Dataset records:

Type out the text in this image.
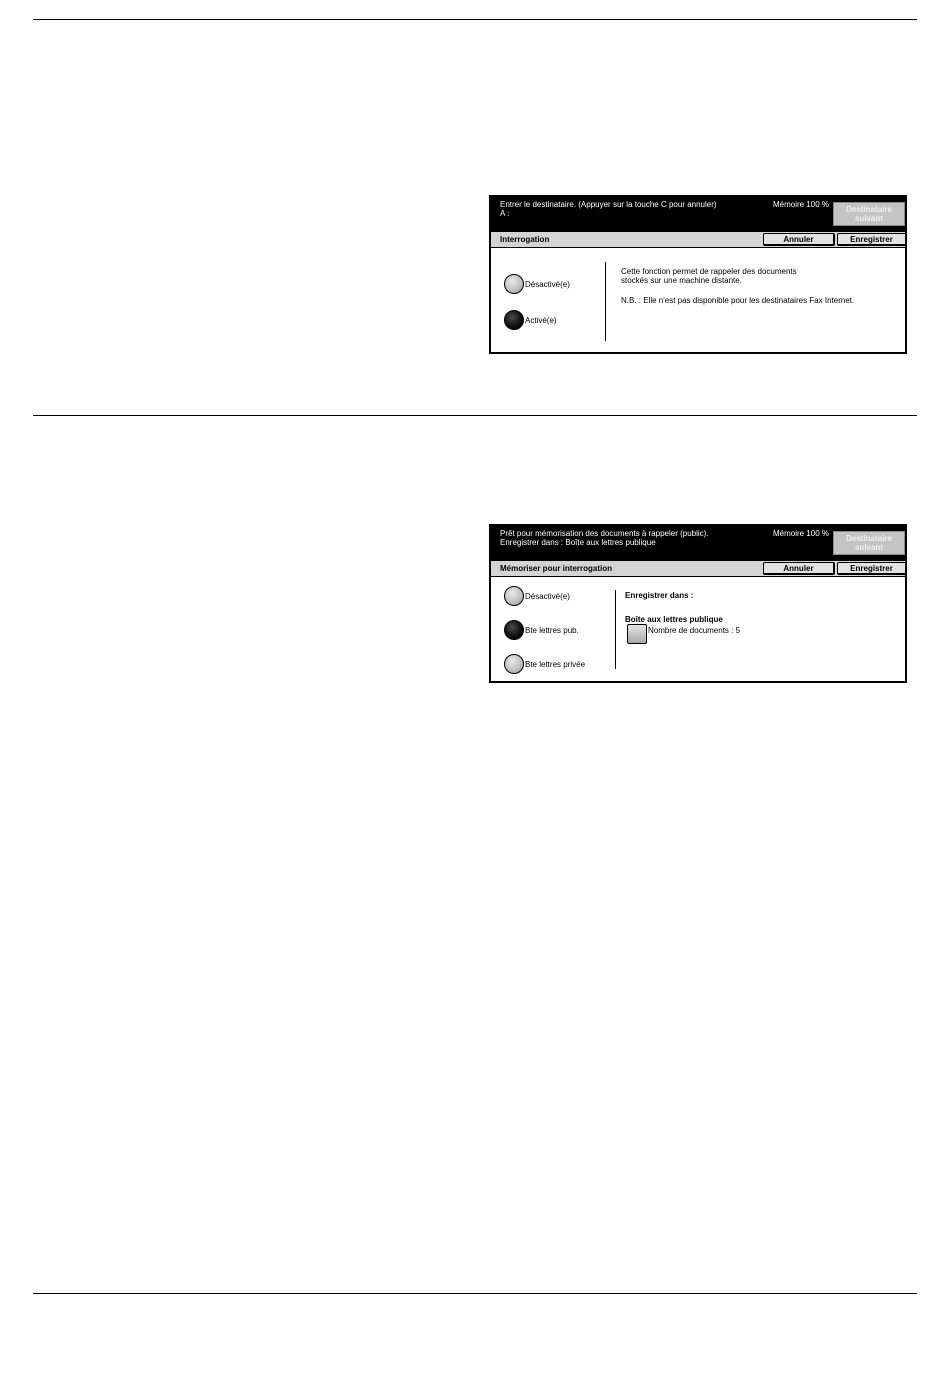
Entrer le destinataire. (Appuyer sur la touche C pour annuler)
A :
Mémoire 100 %
Destinataire
suivant
Interrogation	Annuler	Enregistrer
Désactivé(e)
Activé(e)
Cette fonction permet de rappeler des documents
stockés sur une machine distante.
N.B. : Elle n'est pas disponible pour les destinataires Fax Internet.
Prêt pour mémorisation des documents à rappeler (public).
Enregistrer dans : Boîte aux lettres publique
Mémoire 100 %
Destinataire
suivant
Mémoriser pour interrogation	Annuler	Enregistrer
Désactivé(e)
Bte lettres pub.
Bte lettres privée
Enregistrer dans :
Boîte aux lettres publique
Nombre de documents : 5
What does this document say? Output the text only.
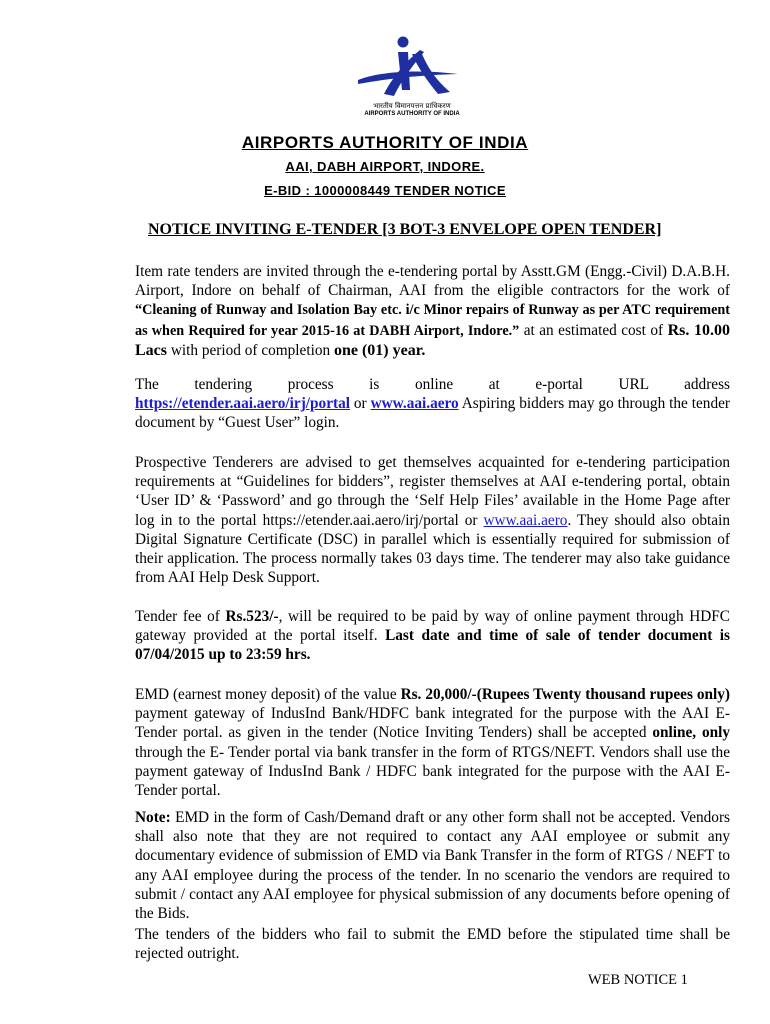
भारतीय विमानपत्तन प्राधिकरण
AIRPORTS AUTHORITY OF INDIA
AIRPORTS AUTHORITY OF INDIA
AAI, DABH AIRPORT, INDORE.
E-BID : 1000008449 TENDER NOTICE
NOTICE INVITING E-TENDER [3 BOT-3 ENVELOPE OPEN TENDER]

Item rate tenders are invited through the e-tendering portal by Asstt.GM (Engg.-Civil) D.A.B.H. Airport, Indore on behalf of Chairman, AAI from the eligible contractors for the work of “Cleaning of Runway and Isolation Bay etc. i/c Minor repairs of Runway as per ATC requirement as when Required for year 2015-16 at DABH Airport, Indore.” at an estimated cost of Rs. 10.00 Lacs with period of completion one (01) year.

The tendering process is online at e-portal URL address

https://etender.aai.aero/irj/portal or www.aai.aero Aspiring bidders may go through the tender document by “Guest User” login.

Prospective Tenderers are advised to get themselves acquainted for e-tendering participation requirements at “Guidelines for bidders”, register themselves at AAI e-tendering portal, obtain ‘User ID’ & ‘Password’ and go through the ‘Self Help Files’ available in the Home Page after log in to the portal https://etender.aai.aero/irj/portal or www.aai.aero. They should also obtain Digital Signature Certificate (DSC) in parallel which is essentially required for submission of their application. The process normally takes 03 days time. The tenderer may also take guidance from AAI Help Desk Support.

Tender fee of Rs.523/-, will be required to be paid by way of online payment through HDFC gateway provided at the portal itself. Last date and time of sale of tender document is 07/04/2015 up to 23:59 hrs.

EMD (earnest money deposit) of the value Rs. 20,000/-(Rupees Twenty thousand rupees only) payment gateway of IndusInd Bank/HDFC bank integrated for the purpose with the AAI E-Tender portal. as given in the tender (Notice Inviting Tenders) shall be accepted online, only through the E- Tender portal via bank transfer in the form of RTGS/NEFT. Vendors shall use the payment gateway of IndusInd Bank / HDFC bank integrated for the purpose with the AAI E- Tender portal.

Note: EMD in the form of Cash/Demand draft or any other form shall not be accepted. Vendors shall also note that they are not required to contact any AAI employee or submit any documentary evidence of submission of EMD via Bank Transfer in the form of RTGS / NEFT to any AAI employee during the process of the tender. In no scenario the vendors are required to submit / contact any AAI employee for physical submission of any documents before opening of the Bids.

The tenders of the bidders who fail to submit the EMD before the stipulated time shall be rejected outright.

WEB NOTICE 1
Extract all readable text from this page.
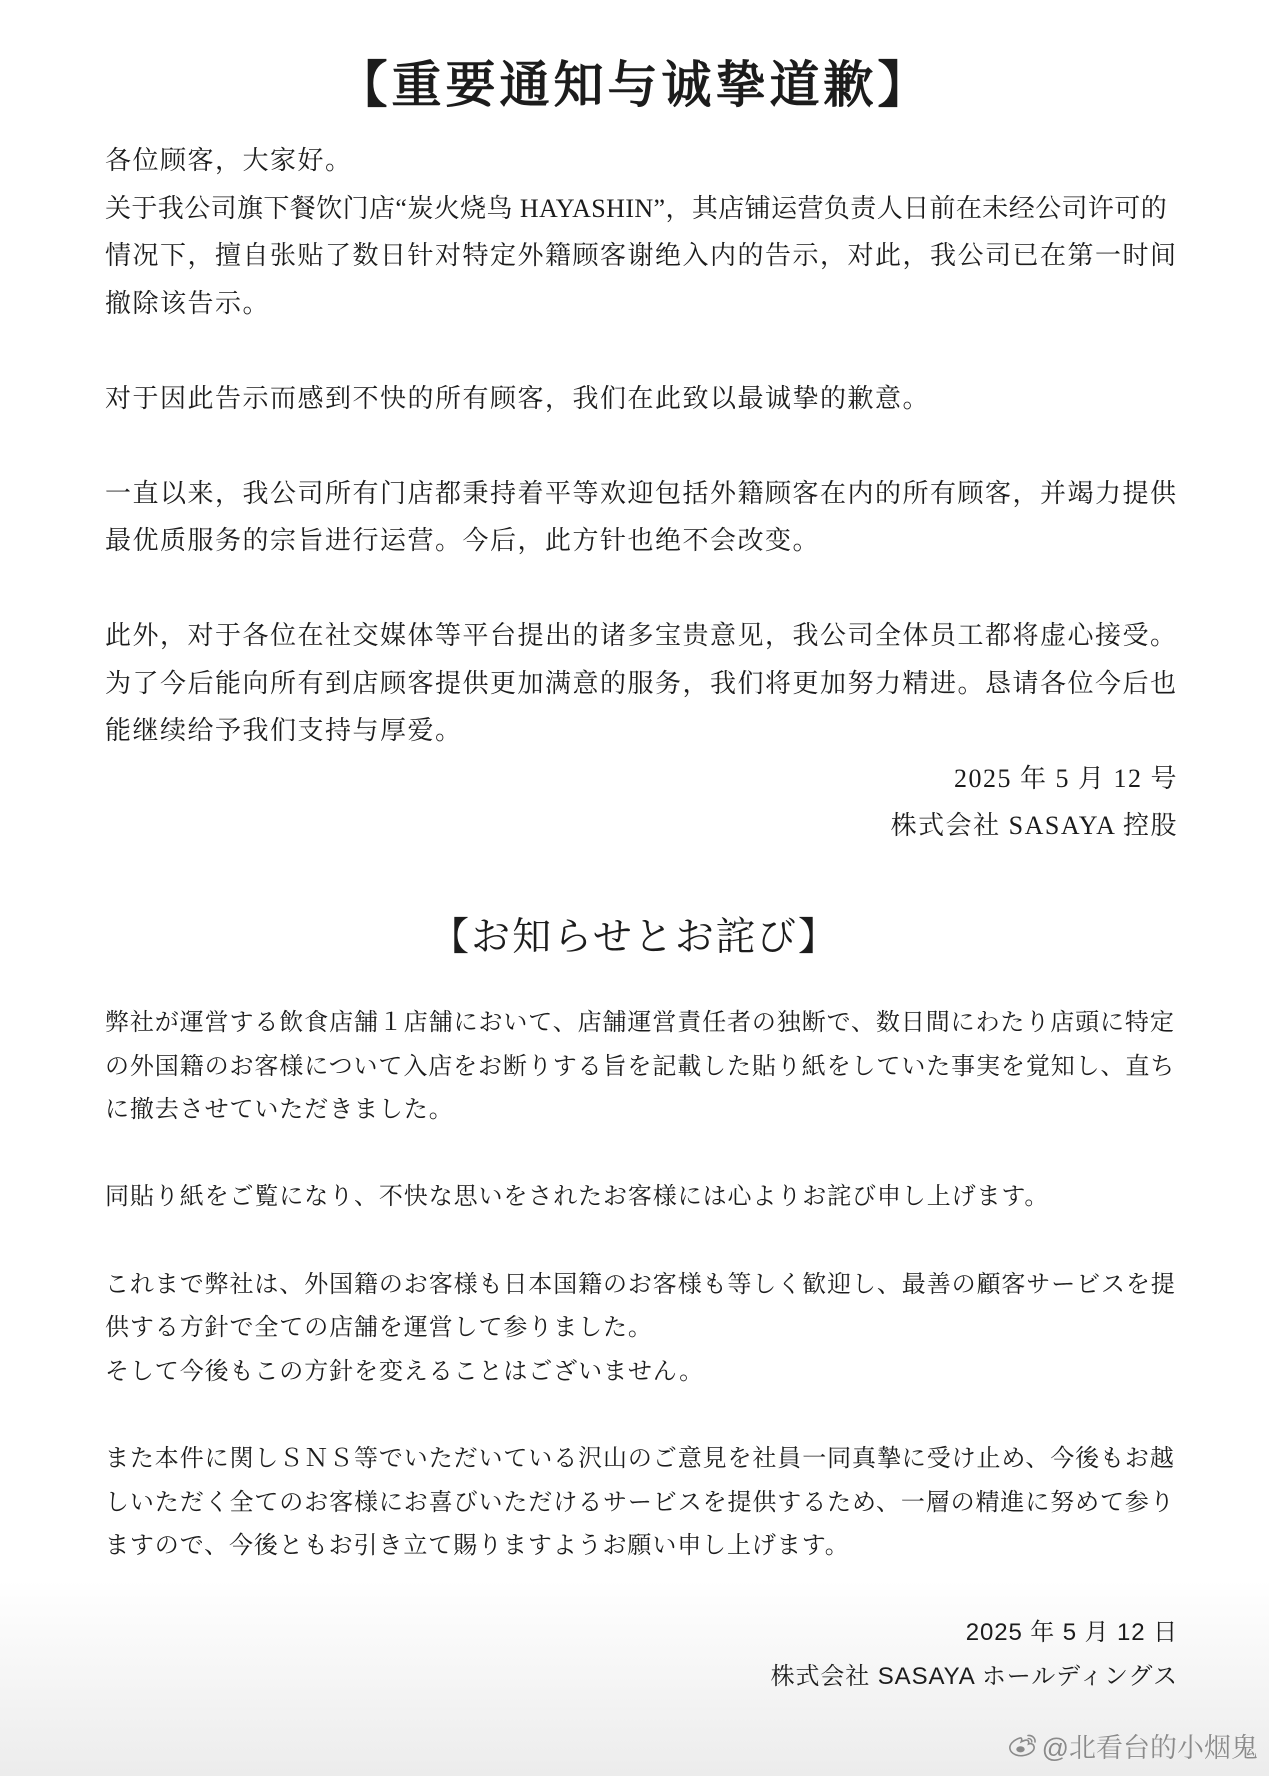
【重要通知与诚挚道歉】
各位顾客，大家好。
关于我公司旗下餐饮门店“炭火烧鸟 HAYASHIN”，其店铺运营负责人日前在未经公司许可的
情况下，擅自张贴了数日针对特定外籍顾客谢绝入内的告示，对此，我公司已在第一时间
撤除该告示。
对于因此告示而感到不快的所有顾客，我们在此致以最诚挚的歉意。
一直以来，我公司所有门店都秉持着平等欢迎包括外籍顾客在内的所有顾客，并竭力提供
最优质服务的宗旨进行运营。今后，此方针也绝不会改变。
此外，对于各位在社交媒体等平台提出的诸多宝贵意见，我公司全体员工都将虚心接受。
为了今后能向所有到店顾客提供更加满意的服务，我们将更加努力精进。恳请各位今后也
能继续给予我们支持与厚爱。
2025 年 5 月 12 号
株式会社 SASAYA 控股
【お知らせとお詫び】
弊社が運営する飲食店舗１店舗において、店舗運営責任者の独断で、数日間にわたり店頭に特定
の外国籍のお客様について入店をお断りする旨を記載した貼り紙をしていた事実を覚知し、直ち
に撤去させていただきました。
同貼り紙をご覧になり、不快な思いをされたお客様には心よりお詫び申し上げます。
これまで弊社は、外国籍のお客様も日本国籍のお客様も等しく歓迎し、最善の顧客サービスを提
供する方針で全ての店舗を運営して参りました。
そして今後もこの方針を変えることはございません。
また本件に関しＳＮＳ等でいただいている沢山のご意見を社員一同真摯に受け止め、今後もお越
しいただく全てのお客様にお喜びいただけるサービスを提供するため、一層の精進に努めて参り
ますので、今後ともお引き立て賜りますようお願い申し上げます。
2025 年 5 月 12 日
株式会社 SASAYA ホールディングス
@北看台的小烟鬼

## SHORT EXERCISE:
From the material above, copy everything exactly but the pictures.

## WRITTEN REPLY:
Type out the text in this image.
Entrer le destinataire. (Appuyer sur la touche C pour annuler)
A :
Mémoire 100 %
Destinataire
suivant
Interrogation	Annuler	Enregistrer
Désactivé(e)
Activé(e)
Cette fonction permet de rappeler des documents
stockés sur une machine distante.
N.B. : Elle n'est pas disponible pour les destinataires Fax Internet.
Prêt pour mémorisation des documents à rappeler (public).
Enregistrer dans : Boîte aux lettres publique
Mémoire 100 %
Destinataire
suivant
Mémoriser pour interrogation	Annuler	Enregistrer
Désactivé(e)
Bte lettres pub.
Bte lettres privée
Enregistrer dans :
Boîte aux lettres publique
Nombre de documents : 5
What does this document say? Output the text only.
भारतीय विमानपत्तन प्राधिकरण
AIRPORTS AUTHORITY OF INDIA
AIRPORTS AUTHORITY OF INDIA
AAI, DABH AIRPORT, INDORE.
E-BID : 1000008449 TENDER NOTICE
NOTICE INVITING E-TENDER [3 BOT-3 ENVELOPE OPEN TENDER]

Item rate tenders are invited through the e-tendering portal by Asstt.GM (Engg.-Civil) D.A.B.H. Airport, Indore on behalf of Chairman, AAI from the eligible contractors for the work of “Cleaning of Runway and Isolation Bay etc. i/c Minor repairs of Runway as per ATC requirement as when Required for year 2015-16 at DABH Airport, Indore.” at an estimated cost of Rs. 10.00 Lacs with period of completion one (01) year.

The tendering process is online at e-portal URL address

https://etender.aai.aero/irj/portal or www.aai.aero Aspiring bidders may go through the tender document by “Guest User” login.

Prospective Tenderers are advised to get themselves acquainted for e-tendering participation requirements at “Guidelines for bidders”, register themselves at AAI e-tendering portal, obtain ‘User ID’ & ‘Password’ and go through the ‘Self Help Files’ available in the Home Page after log in to the portal https://etender.aai.aero/irj/portal or www.aai.aero. They should also obtain Digital Signature Certificate (DSC) in parallel which is essentially required for submission of their application. The process normally takes 03 days time. The tenderer may also take guidance from AAI Help Desk Support.

Tender fee of Rs.523/-, will be required to be paid by way of online payment through HDFC gateway provided at the portal itself. Last date and time of sale of tender document is 07/04/2015 up to 23:59 hrs.

EMD (earnest money deposit) of the value Rs. 20,000/-(Rupees Twenty thousand rupees only) payment gateway of IndusInd Bank/HDFC bank integrated for the purpose with the AAI E-Tender portal. as given in the tender (Notice Inviting Tenders) shall be accepted online, only through the E- Tender portal via bank transfer in the form of RTGS/NEFT. Vendors shall use the payment gateway of IndusInd Bank / HDFC bank integrated for the purpose with the AAI E- Tender portal.

Note: EMD in the form of Cash/Demand draft or any other form shall not be accepted. Vendors shall also note that they are not required to contact any AAI employee or submit any documentary evidence of submission of EMD via Bank Transfer in the form of RTGS / NEFT to any AAI employee during the process of the tender. In no scenario the vendors are required to submit / contact any AAI employee for physical submission of any documents before opening of the Bids.

The tenders of the bidders who fail to submit the EMD before the stipulated time shall be rejected outright.

WEB NOTICE 1
Extract all readable text from this page.
【重要通知与诚挚道歉】
各位顾客，大家好。
关于我公司旗下餐饮门店“炭火烧鸟 HAYASHIN”，其店铺运营负责人日前在未经公司许可的
情况下，擅自张贴了数日针对特定外籍顾客谢绝入内的告示，对此，我公司已在第一时间
撤除该告示。
对于因此告示而感到不快的所有顾客，我们在此致以最诚挚的歉意。
一直以来，我公司所有门店都秉持着平等欢迎包括外籍顾客在内的所有顾客，并竭力提供
最优质服务的宗旨进行运营。今后，此方针也绝不会改变。
此外，对于各位在社交媒体等平台提出的诸多宝贵意见，我公司全体员工都将虚心接受。
为了今后能向所有到店顾客提供更加满意的服务，我们将更加努力精进。恳请各位今后也
能继续给予我们支持与厚爱。
2025 年 5 月 12 号
株式会社 SASAYA 控股
【お知らせとお詫び】
弊社が運営する飲食店舗１店舗において、店舗運営責任者の独断で、数日間にわたり店頭に特定
の外国籍のお客様について入店をお断りする旨を記載した貼り紙をしていた事実を覚知し、直ち
に撤去させていただきました。
同貼り紙をご覧になり、不快な思いをされたお客様には心よりお詫び申し上げます。
これまで弊社は、外国籍のお客様も日本国籍のお客様も等しく歓迎し、最善の顧客サービスを提
供する方針で全ての店舗を運営して参りました。
そして今後もこの方針を変えることはございません。
また本件に関しＳＮＳ等でいただいている沢山のご意見を社員一同真摯に受け止め、今後もお越
しいただく全てのお客様にお喜びいただけるサービスを提供するため、一層の精進に努めて参り
ますので、今後ともお引き立て賜りますようお願い申し上げます。
2025 年 5 月 12 日
株式会社 SASAYA ホールディングス
@北看台的小烟鬼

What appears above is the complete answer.